■ Your instructions
Search the records for "value" and copy each line that holds it.

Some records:

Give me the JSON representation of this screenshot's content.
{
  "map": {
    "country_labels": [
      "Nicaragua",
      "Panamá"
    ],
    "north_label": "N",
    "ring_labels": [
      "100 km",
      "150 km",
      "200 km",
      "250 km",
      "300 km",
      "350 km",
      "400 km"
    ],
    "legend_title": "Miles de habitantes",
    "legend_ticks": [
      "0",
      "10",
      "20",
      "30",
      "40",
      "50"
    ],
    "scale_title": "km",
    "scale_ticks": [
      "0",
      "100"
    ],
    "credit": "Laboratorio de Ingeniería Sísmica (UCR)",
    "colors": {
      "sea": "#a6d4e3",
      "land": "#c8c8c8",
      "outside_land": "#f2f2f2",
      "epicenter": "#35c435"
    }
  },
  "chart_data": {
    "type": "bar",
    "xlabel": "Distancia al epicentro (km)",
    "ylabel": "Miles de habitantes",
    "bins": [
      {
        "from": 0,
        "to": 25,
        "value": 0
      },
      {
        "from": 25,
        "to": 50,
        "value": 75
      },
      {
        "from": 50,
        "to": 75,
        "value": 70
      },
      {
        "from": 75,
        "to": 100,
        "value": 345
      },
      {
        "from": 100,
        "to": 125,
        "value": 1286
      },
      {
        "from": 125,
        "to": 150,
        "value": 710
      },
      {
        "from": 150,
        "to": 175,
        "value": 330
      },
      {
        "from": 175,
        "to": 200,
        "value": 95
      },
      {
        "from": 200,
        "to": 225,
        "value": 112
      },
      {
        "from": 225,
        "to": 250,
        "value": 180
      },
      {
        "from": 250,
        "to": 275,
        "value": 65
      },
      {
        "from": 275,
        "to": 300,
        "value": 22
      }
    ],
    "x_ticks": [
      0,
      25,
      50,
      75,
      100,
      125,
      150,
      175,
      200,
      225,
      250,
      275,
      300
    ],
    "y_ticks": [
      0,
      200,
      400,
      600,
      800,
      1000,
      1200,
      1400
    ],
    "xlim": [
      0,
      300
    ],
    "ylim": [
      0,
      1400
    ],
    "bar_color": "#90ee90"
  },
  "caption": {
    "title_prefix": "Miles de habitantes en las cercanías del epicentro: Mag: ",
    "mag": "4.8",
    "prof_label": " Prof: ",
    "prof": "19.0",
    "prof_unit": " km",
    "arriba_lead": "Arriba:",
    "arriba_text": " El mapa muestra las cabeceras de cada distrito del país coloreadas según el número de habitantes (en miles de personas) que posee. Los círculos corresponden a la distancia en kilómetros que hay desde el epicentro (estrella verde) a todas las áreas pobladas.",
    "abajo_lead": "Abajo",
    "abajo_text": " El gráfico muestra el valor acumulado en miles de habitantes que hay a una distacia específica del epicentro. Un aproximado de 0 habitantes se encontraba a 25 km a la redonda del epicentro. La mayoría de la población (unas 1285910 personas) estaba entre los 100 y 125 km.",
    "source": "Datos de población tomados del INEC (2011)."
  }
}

■ Right answer
        "value": 0
        "value": 75
        "value": 70
        "value": 345
        "value": 1286
        "value": 710
        "value": 330
        "value": 95
        "value": 112
        "value": 180
        "value": 65
        "value": 22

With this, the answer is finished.